# START OF SUPPLIED MATERIAL

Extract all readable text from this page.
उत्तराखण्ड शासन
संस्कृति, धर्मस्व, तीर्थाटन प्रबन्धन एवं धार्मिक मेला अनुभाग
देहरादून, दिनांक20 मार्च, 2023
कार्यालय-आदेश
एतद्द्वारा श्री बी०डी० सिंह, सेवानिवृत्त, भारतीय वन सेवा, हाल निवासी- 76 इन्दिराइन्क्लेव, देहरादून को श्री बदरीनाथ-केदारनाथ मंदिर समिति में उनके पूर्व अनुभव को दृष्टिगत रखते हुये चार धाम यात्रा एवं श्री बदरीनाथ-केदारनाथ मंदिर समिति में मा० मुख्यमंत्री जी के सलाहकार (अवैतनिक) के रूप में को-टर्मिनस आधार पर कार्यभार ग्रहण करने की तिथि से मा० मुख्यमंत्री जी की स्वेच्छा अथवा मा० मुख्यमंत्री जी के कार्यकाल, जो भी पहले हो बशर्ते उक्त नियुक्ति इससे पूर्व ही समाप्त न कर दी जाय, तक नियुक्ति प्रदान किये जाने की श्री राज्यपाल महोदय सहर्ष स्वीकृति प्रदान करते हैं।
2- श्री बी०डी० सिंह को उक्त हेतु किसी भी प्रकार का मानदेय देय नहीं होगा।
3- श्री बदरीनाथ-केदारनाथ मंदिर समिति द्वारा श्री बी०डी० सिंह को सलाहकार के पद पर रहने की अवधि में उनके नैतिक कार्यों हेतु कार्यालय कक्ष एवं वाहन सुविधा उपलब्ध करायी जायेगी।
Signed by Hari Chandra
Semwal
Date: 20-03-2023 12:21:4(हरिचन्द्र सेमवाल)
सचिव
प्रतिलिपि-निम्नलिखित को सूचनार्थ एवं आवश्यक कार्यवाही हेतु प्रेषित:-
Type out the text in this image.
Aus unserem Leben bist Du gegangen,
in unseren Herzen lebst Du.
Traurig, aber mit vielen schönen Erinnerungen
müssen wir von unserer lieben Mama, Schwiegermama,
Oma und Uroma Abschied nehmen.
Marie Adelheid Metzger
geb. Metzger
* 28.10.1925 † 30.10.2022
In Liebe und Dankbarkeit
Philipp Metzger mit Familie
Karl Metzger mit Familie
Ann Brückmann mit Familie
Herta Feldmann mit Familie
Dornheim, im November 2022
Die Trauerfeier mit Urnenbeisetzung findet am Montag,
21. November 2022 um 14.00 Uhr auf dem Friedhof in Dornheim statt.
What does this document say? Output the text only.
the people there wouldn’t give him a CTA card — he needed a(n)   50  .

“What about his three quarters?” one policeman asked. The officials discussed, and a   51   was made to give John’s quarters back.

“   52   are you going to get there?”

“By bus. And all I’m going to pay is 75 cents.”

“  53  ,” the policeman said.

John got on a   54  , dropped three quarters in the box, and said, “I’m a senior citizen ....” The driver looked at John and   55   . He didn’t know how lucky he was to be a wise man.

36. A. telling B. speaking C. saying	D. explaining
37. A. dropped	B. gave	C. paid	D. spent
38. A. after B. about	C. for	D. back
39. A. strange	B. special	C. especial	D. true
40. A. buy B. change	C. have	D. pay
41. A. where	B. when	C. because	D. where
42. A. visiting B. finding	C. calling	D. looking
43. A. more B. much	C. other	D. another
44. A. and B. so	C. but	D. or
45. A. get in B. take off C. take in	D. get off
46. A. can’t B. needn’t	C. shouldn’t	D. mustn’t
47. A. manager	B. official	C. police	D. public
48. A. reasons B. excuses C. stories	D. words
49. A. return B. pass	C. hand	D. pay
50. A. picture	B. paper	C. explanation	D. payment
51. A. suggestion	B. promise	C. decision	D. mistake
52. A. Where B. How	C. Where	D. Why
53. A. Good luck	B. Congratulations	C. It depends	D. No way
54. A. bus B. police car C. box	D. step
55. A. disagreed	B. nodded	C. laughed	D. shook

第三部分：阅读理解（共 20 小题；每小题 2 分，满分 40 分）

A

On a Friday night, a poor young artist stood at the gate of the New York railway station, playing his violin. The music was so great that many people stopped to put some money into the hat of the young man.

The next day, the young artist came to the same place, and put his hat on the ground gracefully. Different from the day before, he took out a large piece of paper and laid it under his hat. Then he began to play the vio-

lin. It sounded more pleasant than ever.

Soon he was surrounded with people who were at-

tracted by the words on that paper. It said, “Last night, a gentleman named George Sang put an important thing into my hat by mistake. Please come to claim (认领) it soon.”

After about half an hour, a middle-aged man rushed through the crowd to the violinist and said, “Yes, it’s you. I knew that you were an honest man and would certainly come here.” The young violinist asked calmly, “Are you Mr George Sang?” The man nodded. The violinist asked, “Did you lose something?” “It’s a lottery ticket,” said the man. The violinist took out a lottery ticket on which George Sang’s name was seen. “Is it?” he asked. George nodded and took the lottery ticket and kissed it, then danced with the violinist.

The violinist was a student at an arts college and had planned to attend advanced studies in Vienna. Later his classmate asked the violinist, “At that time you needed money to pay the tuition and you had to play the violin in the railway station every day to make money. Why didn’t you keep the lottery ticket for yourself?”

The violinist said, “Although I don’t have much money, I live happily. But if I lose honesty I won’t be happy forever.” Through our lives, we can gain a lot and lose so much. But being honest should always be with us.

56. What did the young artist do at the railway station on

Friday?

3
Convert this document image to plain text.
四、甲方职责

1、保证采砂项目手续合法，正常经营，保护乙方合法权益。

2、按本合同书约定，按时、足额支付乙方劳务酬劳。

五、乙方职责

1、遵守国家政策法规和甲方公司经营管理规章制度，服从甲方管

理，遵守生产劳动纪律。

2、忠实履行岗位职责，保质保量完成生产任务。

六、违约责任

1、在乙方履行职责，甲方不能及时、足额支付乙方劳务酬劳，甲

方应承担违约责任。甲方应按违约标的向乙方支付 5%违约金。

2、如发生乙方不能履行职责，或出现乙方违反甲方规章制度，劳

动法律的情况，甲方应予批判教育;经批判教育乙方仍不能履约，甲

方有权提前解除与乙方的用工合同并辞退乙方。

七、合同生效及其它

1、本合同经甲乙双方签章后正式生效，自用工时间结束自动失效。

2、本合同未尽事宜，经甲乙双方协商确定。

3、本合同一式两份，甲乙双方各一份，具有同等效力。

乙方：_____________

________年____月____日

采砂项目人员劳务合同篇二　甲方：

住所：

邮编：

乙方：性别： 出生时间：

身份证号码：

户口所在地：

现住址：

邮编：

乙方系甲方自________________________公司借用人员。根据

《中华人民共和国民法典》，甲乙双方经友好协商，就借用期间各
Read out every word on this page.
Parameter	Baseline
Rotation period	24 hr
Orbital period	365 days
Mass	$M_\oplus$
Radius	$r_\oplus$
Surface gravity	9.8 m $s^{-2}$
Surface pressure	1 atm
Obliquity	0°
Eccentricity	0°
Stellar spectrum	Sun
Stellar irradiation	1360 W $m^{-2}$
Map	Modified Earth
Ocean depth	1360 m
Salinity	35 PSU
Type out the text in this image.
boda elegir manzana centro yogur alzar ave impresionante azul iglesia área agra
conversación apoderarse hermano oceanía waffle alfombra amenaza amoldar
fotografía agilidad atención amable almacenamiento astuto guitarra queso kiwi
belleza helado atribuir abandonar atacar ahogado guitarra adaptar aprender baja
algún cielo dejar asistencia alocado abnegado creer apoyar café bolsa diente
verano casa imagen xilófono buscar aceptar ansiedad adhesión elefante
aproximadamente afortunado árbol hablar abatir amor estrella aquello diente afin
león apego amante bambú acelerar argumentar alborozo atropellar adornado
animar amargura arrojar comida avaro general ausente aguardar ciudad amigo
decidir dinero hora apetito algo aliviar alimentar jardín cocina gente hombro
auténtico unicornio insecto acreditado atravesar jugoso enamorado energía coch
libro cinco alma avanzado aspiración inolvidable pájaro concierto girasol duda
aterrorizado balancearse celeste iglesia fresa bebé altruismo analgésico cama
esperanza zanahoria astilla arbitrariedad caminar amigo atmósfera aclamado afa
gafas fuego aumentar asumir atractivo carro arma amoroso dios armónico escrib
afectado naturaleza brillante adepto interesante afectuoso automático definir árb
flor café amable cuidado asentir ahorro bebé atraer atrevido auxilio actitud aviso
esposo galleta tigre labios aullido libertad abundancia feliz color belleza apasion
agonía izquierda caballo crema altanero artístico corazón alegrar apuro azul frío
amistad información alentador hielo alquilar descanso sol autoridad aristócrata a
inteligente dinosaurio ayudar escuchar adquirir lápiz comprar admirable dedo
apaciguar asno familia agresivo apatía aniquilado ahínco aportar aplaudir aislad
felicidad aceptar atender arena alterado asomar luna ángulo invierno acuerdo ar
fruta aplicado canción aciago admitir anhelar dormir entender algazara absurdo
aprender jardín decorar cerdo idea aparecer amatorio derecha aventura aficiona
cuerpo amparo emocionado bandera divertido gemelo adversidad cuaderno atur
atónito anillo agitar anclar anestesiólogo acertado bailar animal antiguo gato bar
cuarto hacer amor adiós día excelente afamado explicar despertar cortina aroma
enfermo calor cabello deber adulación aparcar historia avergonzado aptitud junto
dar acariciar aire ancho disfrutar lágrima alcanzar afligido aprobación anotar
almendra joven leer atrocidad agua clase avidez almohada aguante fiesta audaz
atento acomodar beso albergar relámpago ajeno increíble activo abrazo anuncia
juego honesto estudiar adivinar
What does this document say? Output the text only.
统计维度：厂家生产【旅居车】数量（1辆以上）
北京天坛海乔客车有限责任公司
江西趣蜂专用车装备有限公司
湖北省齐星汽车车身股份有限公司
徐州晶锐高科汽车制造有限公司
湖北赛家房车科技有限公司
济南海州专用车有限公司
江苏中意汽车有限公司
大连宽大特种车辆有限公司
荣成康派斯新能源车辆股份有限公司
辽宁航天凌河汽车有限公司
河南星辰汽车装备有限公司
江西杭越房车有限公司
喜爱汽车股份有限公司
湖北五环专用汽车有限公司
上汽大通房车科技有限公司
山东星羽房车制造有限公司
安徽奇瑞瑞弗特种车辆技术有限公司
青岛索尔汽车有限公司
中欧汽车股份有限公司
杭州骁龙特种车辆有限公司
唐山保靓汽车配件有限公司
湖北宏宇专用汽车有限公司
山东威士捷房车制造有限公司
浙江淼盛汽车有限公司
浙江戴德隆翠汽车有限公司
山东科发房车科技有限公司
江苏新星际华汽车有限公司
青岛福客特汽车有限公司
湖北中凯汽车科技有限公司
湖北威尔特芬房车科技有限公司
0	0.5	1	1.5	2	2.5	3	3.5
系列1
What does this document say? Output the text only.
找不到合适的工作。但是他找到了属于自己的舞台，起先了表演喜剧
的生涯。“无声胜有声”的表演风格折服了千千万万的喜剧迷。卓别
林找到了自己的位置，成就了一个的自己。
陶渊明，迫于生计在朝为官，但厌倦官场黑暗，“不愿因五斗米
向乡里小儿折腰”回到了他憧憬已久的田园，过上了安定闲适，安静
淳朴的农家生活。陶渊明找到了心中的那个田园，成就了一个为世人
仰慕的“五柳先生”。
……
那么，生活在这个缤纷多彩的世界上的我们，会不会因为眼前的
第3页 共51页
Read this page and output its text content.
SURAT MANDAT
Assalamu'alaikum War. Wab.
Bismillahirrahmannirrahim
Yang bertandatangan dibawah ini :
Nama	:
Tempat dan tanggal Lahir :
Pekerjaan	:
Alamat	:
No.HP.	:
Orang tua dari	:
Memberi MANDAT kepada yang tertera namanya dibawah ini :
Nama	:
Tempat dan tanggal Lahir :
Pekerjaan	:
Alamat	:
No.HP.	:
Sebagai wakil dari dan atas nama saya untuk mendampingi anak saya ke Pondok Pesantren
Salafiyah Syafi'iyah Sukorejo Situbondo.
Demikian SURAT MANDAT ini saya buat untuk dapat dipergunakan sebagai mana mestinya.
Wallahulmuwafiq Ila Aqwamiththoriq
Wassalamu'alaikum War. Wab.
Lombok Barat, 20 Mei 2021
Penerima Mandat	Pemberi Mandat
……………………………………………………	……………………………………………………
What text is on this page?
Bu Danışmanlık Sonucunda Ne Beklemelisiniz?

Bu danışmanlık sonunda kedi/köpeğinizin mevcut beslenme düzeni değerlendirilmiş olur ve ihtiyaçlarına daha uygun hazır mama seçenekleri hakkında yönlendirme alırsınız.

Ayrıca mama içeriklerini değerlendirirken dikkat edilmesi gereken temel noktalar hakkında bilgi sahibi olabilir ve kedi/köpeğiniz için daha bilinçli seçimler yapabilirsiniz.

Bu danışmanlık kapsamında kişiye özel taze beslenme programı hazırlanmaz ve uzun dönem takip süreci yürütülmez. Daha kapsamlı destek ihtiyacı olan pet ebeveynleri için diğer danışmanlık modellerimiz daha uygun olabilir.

# END OF SUPPLIED MATERIAL

## [WHAT YOU NEED TO DO]
Copy out all lines from the material above that contain the string "money".

## [OUTPUT BELOW]
On a Friday night, a poor young artist stood at the gate of the New York railway station, playing his violin. The music was so great that many people stopped to put some money into the hat of the young man.
The violinist was a student at an arts college and had planned to attend advanced studies in Vienna. Later his classmate asked the violinist, “At that time you needed money to pay the tuition and you had to play the violin in the railway station every day to make money. Why didn’t you keep the lottery ticket for yourself?”
The violinist said, “Although I don’t have much money, I live happily. But if I lose honesty I won’t be happy forever.” Through our lives, we can gain a lot and lose so much. But being honest should always be with us.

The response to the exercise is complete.